• **Objectif**
Poursuivez, s'il vous plaît, l'article sur l'affiche des années trente en reprenant juste après sa dernière phrase.

Les metteurs en scène de la rue

L’affiche des années 30

Le Journal des Arts

Le 1 février 1997 - 923 mots

Au temps de Toulouse-Lautrec, les peintres peignaient des affiches. Dans les années trente, créer une affiche est devenu un métier. Metteur en scène de la rue, messager des marques, l’affichiste, pour rendre la publicité plus parlante, puise dans l’esthétique des peintres et des photographes, joue avec les lettres, pour caractériser les produits. Radio et cinéma de l’entracte vont devenir temps et espace acheté à prix d’or pour mieux conditionner le client potentiel.

Celui que Blaise Cendrars désigne comme « le metteur en scène de la rue » a un nom qui devrait faire réfléchir : il s’appelle Cassandre, pseudonyme d’Adolphe Jean-Marie Mouron, peintre, décorateur de théâtre et typographe, créateur de caractères d’imprimerie pour Peignot et pour Olivetti, affichiste enfin, et qui définit très clairement ce que doit être une affiche : « La peinture est un but en soi, l’affiche n’est qu’un moyen de communication entre le commerçant et le public ». (1)

Il considère le Cubisme « comme le fait capital de ces vingt dernières années », en subit l’influence dans sa méthode qui est « essentiellement géométrique et monumentale... mais pourtant plutôt architecturale ». Il est marqué sans doute aussi par les théories des futuristes qui se sont servis des techniques publicitaires pour promouvoir leur esthétique. La publicité participe du hasard objectif. Lancer des mots en liberté suppose qu’à la provocation verbale on associe la provocation graphique.
La lettre, pour ce typographe, est essentielle. « C’est autour du texte que doit tourner le dessin. » Dada et les surréalistes y ont joué avant lui, après les Calligrammes d’Apollinaire et les lettres au pochoir dans les natures mortes ou les papiers collés de Braque et de Picasso. Le livreur de bouteilles Nicolas surgit dans un feu d’artifice zébré cinétique. La silhouette du Normandie fonce sur le passant comme une pyramide flottante. Sur le mur d’en face, montagnes, lac, un peu de vert entre vieux manoir et arbre foudroyé… Écosse.

[Entrées de position des éléments]
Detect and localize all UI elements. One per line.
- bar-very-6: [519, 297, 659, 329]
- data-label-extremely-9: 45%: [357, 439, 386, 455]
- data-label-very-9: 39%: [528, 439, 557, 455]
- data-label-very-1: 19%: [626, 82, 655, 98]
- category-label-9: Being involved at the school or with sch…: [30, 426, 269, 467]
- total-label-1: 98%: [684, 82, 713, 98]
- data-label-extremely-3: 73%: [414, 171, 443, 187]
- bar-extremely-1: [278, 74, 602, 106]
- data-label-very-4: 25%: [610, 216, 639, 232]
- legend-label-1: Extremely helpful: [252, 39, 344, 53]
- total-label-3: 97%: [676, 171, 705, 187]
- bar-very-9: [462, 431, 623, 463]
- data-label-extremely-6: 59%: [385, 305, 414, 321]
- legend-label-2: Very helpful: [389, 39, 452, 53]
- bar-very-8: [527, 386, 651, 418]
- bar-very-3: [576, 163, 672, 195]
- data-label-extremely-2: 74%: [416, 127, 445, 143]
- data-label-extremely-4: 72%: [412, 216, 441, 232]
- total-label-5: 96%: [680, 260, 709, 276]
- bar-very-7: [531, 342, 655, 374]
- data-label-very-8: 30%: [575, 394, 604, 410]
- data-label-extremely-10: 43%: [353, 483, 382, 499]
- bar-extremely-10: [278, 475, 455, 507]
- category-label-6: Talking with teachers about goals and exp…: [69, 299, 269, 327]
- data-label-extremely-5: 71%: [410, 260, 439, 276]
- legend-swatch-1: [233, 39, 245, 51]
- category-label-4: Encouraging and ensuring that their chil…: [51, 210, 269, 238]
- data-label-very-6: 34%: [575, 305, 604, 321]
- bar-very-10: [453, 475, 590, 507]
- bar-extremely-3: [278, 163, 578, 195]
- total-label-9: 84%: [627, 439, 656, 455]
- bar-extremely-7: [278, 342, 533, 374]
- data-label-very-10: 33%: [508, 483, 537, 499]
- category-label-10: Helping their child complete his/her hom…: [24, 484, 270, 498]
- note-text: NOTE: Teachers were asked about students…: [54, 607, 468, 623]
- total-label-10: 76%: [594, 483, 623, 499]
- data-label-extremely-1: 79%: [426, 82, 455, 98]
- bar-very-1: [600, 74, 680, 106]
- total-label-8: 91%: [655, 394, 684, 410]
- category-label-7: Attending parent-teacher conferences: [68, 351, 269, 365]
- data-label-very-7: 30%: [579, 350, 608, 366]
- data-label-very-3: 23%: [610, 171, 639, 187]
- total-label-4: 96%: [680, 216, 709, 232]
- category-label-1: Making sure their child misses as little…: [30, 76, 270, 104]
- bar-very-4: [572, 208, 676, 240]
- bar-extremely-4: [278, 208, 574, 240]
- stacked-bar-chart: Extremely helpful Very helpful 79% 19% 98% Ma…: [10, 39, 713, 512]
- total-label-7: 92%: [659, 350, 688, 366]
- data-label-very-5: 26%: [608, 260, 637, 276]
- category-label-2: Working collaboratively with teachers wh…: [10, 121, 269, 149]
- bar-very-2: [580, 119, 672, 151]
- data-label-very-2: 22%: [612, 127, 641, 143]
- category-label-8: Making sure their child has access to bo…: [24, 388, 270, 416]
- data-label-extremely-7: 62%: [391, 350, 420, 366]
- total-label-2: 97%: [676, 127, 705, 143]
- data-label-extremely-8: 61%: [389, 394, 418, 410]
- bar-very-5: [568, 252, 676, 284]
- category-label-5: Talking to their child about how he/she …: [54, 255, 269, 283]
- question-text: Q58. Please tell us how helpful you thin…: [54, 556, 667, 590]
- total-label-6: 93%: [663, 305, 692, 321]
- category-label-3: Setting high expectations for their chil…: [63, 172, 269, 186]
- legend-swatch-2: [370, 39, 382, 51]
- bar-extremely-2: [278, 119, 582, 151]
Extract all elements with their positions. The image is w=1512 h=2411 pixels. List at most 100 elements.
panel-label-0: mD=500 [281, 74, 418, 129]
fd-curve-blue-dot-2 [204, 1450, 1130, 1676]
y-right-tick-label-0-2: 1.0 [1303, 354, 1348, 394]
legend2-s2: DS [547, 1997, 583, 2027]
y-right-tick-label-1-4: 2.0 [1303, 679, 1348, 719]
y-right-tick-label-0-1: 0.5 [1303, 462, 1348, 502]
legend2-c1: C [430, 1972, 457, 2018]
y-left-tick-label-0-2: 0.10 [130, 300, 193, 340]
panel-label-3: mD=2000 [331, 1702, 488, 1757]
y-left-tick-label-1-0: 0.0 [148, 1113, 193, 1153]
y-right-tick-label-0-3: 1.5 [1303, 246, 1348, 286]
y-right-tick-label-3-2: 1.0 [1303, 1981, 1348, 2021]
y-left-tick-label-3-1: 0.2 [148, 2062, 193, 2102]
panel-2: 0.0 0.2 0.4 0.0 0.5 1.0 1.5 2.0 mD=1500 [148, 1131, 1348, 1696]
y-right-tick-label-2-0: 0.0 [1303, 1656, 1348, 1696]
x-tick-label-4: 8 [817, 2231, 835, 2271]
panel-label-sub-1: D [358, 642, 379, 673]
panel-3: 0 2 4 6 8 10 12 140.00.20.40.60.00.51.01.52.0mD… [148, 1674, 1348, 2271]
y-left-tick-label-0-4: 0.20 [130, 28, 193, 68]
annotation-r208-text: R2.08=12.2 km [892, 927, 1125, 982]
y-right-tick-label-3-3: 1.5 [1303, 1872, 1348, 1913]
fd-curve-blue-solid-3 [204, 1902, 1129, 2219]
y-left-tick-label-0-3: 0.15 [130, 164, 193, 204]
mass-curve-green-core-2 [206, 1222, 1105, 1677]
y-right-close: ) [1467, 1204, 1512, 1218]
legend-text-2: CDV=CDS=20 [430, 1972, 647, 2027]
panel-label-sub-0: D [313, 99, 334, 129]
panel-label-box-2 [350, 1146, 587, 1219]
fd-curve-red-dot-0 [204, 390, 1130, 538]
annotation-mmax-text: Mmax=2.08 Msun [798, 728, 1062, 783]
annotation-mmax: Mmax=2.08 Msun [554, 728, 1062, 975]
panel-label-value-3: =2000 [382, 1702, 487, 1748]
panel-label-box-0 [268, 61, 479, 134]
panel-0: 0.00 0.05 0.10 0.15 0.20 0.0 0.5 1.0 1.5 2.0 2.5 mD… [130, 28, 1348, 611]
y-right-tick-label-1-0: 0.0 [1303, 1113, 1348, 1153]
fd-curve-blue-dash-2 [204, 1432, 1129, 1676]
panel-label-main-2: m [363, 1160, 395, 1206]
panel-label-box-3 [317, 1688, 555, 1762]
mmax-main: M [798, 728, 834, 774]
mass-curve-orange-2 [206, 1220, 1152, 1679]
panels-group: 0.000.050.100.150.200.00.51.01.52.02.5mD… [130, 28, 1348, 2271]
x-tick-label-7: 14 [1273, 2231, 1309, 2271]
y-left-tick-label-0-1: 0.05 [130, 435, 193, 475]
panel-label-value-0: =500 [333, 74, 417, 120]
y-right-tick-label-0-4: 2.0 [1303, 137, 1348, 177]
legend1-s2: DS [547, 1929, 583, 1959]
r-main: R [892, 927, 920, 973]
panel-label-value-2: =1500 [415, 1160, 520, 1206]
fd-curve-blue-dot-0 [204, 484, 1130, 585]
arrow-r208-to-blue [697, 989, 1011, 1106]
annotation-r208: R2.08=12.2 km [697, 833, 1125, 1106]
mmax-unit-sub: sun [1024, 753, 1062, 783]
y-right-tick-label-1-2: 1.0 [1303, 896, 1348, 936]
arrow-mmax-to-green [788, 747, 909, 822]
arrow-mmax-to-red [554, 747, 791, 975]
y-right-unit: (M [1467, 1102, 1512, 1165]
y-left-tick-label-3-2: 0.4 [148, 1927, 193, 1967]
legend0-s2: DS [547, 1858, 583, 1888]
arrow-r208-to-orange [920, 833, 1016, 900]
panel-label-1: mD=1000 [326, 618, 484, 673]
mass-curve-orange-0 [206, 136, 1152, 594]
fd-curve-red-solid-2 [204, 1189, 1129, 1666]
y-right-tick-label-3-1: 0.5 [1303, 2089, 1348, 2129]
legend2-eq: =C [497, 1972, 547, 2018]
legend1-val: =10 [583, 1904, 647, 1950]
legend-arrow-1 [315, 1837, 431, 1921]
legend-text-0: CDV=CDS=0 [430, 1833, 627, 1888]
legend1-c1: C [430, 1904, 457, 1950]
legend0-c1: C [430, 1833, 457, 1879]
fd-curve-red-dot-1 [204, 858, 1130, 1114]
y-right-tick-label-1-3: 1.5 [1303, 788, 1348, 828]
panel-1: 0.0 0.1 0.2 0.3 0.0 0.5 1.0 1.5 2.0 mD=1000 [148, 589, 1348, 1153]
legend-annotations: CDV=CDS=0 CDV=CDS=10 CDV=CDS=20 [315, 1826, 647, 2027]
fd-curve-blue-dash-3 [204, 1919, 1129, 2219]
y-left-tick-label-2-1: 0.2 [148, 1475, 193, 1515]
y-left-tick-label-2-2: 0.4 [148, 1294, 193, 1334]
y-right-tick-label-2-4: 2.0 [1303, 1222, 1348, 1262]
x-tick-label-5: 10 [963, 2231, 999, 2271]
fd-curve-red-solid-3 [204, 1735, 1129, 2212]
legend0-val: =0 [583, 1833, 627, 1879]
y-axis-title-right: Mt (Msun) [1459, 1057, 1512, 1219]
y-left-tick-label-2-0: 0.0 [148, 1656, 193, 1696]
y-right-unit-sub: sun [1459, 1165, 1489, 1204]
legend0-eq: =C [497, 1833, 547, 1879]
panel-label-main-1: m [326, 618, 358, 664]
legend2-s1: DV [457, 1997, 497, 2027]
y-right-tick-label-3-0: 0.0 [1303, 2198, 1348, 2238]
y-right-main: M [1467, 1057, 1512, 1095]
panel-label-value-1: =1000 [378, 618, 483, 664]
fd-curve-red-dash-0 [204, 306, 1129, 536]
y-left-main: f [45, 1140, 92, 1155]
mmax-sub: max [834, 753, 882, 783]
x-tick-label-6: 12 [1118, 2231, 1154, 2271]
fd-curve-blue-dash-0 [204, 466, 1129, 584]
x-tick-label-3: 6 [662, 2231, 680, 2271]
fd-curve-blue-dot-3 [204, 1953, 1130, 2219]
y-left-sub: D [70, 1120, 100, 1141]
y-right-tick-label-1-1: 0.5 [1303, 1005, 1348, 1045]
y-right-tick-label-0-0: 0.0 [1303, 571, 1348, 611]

• **Réponse rédigée**
Il suffit d’un mot pour inviter au voyage. Le gros plan de cinéma ayant fait ses preuves, pour la Miniwatt Philips ou les cigarettes Celtiques, Cassandre se contente de représenter l’objet démesurément agrandi. Gulliver et les bons géants ont toujours eu la meilleure place dans notre inconscient. Une façon de passer au superlatif sans le dire. Sur les murs, Paul Colin aligne ses vedettes : Joséphine Baker, Wiener et Doucet dans une symétrie de pianos très savante ; Damia, aux bras si longs, chanteuse réaliste ; le clown Grock enfin, frottant son archet sur un disque.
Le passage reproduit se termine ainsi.